TASK TO COMPLETE: Scan the following material for the string "pressure" and copy each line in which it appears.

DATA LINES:

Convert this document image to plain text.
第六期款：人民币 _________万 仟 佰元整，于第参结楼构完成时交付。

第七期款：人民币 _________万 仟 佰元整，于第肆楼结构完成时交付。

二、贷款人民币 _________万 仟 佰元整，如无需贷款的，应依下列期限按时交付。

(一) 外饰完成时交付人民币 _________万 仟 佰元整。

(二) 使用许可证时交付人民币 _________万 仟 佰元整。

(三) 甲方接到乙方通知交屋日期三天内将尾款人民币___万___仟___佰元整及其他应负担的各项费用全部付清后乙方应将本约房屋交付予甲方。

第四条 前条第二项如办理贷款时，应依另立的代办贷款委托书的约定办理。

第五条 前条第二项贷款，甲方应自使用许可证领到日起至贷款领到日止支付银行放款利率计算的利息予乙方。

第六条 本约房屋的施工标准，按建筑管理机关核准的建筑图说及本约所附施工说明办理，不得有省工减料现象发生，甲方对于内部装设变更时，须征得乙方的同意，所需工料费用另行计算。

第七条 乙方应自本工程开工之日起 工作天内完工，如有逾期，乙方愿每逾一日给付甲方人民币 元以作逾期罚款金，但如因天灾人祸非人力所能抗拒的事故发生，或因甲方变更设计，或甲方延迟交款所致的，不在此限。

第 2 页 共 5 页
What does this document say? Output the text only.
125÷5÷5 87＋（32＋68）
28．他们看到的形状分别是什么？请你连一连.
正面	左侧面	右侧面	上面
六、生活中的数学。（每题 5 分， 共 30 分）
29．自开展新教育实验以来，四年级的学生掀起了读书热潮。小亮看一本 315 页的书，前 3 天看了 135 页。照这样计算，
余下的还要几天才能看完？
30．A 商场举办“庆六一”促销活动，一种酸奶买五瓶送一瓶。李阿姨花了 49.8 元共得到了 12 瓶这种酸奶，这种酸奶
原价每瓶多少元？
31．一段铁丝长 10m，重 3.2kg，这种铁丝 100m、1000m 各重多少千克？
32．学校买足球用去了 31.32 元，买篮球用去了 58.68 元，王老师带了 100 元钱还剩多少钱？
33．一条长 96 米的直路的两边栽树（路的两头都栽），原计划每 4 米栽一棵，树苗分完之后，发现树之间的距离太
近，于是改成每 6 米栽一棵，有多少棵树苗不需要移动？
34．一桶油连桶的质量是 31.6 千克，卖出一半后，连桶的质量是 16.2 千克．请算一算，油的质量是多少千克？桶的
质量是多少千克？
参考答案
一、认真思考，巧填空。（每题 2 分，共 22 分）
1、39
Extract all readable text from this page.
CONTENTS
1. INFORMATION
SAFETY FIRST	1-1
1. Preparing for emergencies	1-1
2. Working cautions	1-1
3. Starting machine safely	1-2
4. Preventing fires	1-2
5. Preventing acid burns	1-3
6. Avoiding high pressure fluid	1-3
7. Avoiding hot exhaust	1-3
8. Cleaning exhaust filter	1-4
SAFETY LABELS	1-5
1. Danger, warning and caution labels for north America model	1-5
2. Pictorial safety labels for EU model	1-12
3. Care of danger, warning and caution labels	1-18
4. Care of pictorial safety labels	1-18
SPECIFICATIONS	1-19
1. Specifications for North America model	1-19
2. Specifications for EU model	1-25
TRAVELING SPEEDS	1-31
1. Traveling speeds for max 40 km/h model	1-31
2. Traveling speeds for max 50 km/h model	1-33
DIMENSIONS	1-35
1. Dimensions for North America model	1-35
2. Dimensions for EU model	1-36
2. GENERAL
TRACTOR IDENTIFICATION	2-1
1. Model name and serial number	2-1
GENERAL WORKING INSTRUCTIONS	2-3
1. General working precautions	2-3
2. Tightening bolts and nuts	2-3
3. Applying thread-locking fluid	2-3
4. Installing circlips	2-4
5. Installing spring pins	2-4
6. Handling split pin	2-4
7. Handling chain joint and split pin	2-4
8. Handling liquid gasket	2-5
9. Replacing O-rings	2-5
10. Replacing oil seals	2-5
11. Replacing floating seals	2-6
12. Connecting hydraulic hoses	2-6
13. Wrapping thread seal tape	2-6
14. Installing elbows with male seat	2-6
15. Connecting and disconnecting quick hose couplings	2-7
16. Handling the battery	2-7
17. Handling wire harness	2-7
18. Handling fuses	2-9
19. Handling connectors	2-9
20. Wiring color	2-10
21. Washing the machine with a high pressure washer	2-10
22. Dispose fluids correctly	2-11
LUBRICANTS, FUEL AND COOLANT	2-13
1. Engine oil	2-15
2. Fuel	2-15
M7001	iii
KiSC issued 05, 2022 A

FULL ANSWER:
6. Avoiding high pressure fluid	1-3
21. Washing the machine with a high pressure washer	2-10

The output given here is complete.